The exercise: The records below are to be repeated in full, exactly as they are.

Data provided:
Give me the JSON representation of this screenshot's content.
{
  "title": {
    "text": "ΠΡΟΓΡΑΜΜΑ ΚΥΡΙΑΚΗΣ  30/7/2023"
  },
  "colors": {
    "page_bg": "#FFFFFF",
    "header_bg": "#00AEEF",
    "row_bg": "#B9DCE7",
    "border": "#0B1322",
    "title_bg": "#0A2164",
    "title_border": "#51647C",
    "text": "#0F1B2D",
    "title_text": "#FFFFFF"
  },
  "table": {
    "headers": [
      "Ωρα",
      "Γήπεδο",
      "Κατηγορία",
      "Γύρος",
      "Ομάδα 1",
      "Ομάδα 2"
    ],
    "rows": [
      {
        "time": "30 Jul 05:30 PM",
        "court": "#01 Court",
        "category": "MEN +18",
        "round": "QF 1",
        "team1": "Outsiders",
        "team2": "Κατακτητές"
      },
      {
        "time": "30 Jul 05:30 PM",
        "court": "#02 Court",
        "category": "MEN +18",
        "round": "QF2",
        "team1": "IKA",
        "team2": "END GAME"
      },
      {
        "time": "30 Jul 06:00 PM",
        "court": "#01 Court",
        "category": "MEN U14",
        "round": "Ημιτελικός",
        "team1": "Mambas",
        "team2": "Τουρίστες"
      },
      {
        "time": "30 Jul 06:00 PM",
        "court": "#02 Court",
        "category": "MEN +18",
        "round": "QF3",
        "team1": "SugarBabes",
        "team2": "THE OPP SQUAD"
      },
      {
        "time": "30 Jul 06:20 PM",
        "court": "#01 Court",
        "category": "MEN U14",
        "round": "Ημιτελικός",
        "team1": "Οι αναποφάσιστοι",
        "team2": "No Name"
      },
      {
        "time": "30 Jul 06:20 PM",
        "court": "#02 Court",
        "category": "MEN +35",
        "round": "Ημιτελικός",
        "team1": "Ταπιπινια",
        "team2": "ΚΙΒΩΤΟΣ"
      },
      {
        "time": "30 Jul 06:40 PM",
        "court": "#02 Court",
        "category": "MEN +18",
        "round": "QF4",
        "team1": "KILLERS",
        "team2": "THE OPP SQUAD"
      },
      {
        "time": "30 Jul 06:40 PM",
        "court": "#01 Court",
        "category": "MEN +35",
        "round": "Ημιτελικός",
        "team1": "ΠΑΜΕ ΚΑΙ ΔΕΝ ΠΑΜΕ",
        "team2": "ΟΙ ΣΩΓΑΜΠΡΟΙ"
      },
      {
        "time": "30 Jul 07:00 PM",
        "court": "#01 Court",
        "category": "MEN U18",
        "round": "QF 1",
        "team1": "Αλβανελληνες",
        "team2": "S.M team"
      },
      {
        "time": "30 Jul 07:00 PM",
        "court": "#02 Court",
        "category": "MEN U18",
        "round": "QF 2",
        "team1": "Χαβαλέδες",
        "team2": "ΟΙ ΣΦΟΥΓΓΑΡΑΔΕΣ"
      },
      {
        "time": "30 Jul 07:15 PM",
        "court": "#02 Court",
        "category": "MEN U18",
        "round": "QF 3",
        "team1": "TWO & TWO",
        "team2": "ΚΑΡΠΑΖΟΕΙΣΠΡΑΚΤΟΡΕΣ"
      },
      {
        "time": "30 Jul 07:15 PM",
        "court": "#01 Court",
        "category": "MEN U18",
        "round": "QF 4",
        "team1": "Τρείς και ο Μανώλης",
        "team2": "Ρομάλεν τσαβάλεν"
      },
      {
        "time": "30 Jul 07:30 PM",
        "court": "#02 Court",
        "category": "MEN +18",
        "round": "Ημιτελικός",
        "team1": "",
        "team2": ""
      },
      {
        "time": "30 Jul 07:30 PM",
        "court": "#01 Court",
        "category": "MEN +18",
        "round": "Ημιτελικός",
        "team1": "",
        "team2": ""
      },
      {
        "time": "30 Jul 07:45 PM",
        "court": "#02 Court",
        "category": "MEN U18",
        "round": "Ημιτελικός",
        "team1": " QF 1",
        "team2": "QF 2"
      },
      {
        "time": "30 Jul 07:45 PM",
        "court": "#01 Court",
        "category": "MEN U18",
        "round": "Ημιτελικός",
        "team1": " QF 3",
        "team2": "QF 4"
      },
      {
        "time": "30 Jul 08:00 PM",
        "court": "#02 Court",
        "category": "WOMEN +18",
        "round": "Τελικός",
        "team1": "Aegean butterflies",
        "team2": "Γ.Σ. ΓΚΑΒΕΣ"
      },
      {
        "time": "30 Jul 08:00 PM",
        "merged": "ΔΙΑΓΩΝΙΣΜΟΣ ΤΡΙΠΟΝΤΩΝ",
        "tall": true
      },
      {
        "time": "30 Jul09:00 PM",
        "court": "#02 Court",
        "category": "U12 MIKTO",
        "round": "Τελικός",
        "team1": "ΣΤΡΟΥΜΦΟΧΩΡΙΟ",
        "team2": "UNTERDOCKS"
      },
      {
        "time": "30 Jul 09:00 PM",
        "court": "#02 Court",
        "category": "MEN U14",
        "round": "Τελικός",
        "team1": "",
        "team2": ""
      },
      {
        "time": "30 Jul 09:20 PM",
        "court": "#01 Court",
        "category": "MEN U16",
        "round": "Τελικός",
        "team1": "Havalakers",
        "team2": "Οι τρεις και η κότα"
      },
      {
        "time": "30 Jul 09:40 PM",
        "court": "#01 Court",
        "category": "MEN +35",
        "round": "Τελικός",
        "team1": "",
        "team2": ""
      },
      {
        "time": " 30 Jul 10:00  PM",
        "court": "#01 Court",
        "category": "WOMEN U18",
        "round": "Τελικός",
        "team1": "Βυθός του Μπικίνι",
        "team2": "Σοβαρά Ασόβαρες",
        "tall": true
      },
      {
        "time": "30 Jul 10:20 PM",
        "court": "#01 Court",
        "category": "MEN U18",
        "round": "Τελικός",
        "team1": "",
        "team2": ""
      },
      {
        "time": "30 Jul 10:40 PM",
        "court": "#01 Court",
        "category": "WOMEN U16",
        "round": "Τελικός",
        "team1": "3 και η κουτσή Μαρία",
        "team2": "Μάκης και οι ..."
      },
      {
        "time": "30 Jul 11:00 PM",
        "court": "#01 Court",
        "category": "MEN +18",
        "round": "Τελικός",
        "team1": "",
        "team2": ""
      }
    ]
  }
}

Finished task:
Give me the JSON representation of this screenshot's content.
{
  "title": {
    "text": "ΠΡΟΓΡΑΜΜΑ ΚΥΡΙΑΚΗΣ  30/7/2023"
  },
  "colors": {
    "page_bg": "#FFFFFF",
    "header_bg": "#00AEEF",
    "row_bg": "#B9DCE7",
    "border": "#0B1322",
    "title_bg": "#0A2164",
    "title_border": "#51647C",
    "text": "#0F1B2D",
    "title_text": "#FFFFFF"
  },
  "table": {
    "headers": [
      "Ωρα",
      "Γήπεδο",
      "Κατηγορία",
      "Γύρος",
      "Ομάδα 1",
      "Ομάδα 2"
    ],
    "rows": [
      {
        "time": "30 Jul 05:30 PM",
        "court": "#01 Court",
        "category": "MEN +18",
        "round": "QF 1",
        "team1": "Outsiders",
        "team2": "Κατακτητές"
      },
      {
        "time": "30 Jul 05:30 PM",
        "court": "#02 Court",
        "category": "MEN +18",
        "round": "QF2",
        "team1": "IKA",
        "team2": "END GAME"
      },
      {
        "time": "30 Jul 06:00 PM",
        "court": "#01 Court",
        "category": "MEN U14",
        "round": "Ημιτελικός",
        "team1": "Mambas",
        "team2": "Τουρίστες"
      },
      {
        "time": "30 Jul 06:00 PM",
        "court": "#02 Court",
        "category": "MEN +18",
        "round": "QF3",
        "team1": "SugarBabes",
        "team2": "THE OPP SQUAD"
      },
      {
        "time": "30 Jul 06:20 PM",
        "court": "#01 Court",
        "category": "MEN U14",
        "round": "Ημιτελικός",
        "team1": "Οι αναποφάσιστοι",
        "team2": "No Name"
      },
      {
        "time": "30 Jul 06:20 PM",
        "court": "#02 Court",
        "category": "MEN +35",
        "round": "Ημιτελικός",
        "team1": "Ταπιπινια",
        "team2": "ΚΙΒΩΤΟΣ"
      },
      {
        "time": "30 Jul 06:40 PM",
        "court": "#02 Court",
        "category": "MEN +18",
        "round": "QF4",
        "team1": "KILLERS",
        "team2": "THE OPP SQUAD"
      },
      {
        "time": "30 Jul 06:40 PM",
        "court": "#01 Court",
        "category": "MEN +35",
        "round": "Ημιτελικός",
        "team1": "ΠΑΜΕ ΚΑΙ ΔΕΝ ΠΑΜΕ",
        "team2": "ΟΙ ΣΩΓΑΜΠΡΟΙ"
      },
      {
        "time": "30 Jul 07:00 PM",
        "court": "#01 Court",
        "category": "MEN U18",
        "round": "QF 1",
        "team1": "Αλβανελληνες",
        "team2": "S.M team"
      },
      {
        "time": "30 Jul 07:00 PM",
        "court": "#02 Court",
        "category": "MEN U18",
        "round": "QF 2",
        "team1": "Χαβαλέδες",
        "team2": "ΟΙ ΣΦΟΥΓΓΑΡΑΔΕΣ"
      },
      {
        "time": "30 Jul 07:15 PM",
        "court": "#02 Court",
        "category": "MEN U18",
        "round": "QF 3",
        "team1": "TWO & TWO",
        "team2": "ΚΑΡΠΑΖΟΕΙΣΠΡΑΚΤΟΡΕΣ"
      },
      {
        "time": "30 Jul 07:15 PM",
        "court": "#01 Court",
        "category": "MEN U18",
        "round": "QF 4",
        "team1": "Τρείς και ο Μανώλης",
        "team2": "Ρομάλεν τσαβάλεν"
      },
      {
        "time": "30 Jul 07:30 PM",
        "court": "#02 Court",
        "category": "MEN +18",
        "round": "Ημιτελικός",
        "team1": "",
        "team2": ""
      },
      {
        "time": "30 Jul 07:30 PM",
        "court": "#01 Court",
        "category": "MEN +18",
        "round": "Ημιτελικός",
        "team1": "",
        "team2": ""
      },
      {
        "time": "30 Jul 07:45 PM",
        "court": "#02 Court",
        "category": "MEN U18",
        "round": "Ημιτελικός",
        "team1": " QF 1",
        "team2": "QF 2"
      },
      {
        "time": "30 Jul 07:45 PM",
        "court": "#01 Court",
        "category": "MEN U18",
        "round": "Ημιτελικός",
        "team1": " QF 3",
        "team2": "QF 4"
      },
      {
        "time": "30 Jul 08:00 PM",
        "court": "#02 Court",
        "category": "WOMEN +18",
        "round": "Τελικός",
        "team1": "Aegean butterflies",
        "team2": "Γ.Σ. ΓΚΑΒΕΣ"
      },
      {
        "time": "30 Jul 08:00 PM",
        "merged": "ΔΙΑΓΩΝΙΣΜΟΣ ΤΡΙΠΟΝΤΩΝ",
        "tall": true
      },
      {
        "time": "30 Jul09:00 PM",
        "court": "#02 Court",
        "category": "U12 MIKTO",
        "round": "Τελικός",
        "team1": "ΣΤΡΟΥΜΦΟΧΩΡΙΟ",
        "team2": "UNTERDOCKS"
      },
      {
        "time": "30 Jul 09:00 PM",
        "court": "#02 Court",
        "category": "MEN U14",
        "round": "Τελικός",
        "team1": "",
        "team2": ""
      },
      {
        "time": "30 Jul 09:20 PM",
        "court": "#01 Court",
        "category": "MEN U16",
        "round": "Τελικός",
        "team1": "Havalakers",
        "team2": "Οι τρεις και η κότα"
      },
      {
        "time": "30 Jul 09:40 PM",
        "court": "#01 Court",
        "category": "MEN +35",
        "round": "Τελικός",
        "team1": "",
        "team2": ""
      },
      {
        "time": " 30 Jul 10:00  PM",
        "court": "#01 Court",
        "category": "WOMEN U18",
        "round": "Τελικός",
        "team1": "Βυθός του Μπικίνι",
        "team2": "Σοβαρά Ασόβαρες",
        "tall": true
      },
      {
        "time": "30 Jul 10:20 PM",
        "court": "#01 Court",
        "category": "MEN U18",
        "round": "Τελικός",
        "team1": "",
        "team2": ""
      },
      {
        "time": "30 Jul 10:40 PM",
        "court": "#01 Court",
        "category": "WOMEN U16",
        "round": "Τελικός",
        "team1": "3 και η κουτσή Μαρία",
        "team2": "Μάκης και οι ..."
      },
      {
        "time": "30 Jul 11:00 PM",
        "court": "#01 Court",
        "category": "MEN +18",
        "round": "Τελικός",
        "team1": "",
        "team2": ""
      }
    ]
  }
}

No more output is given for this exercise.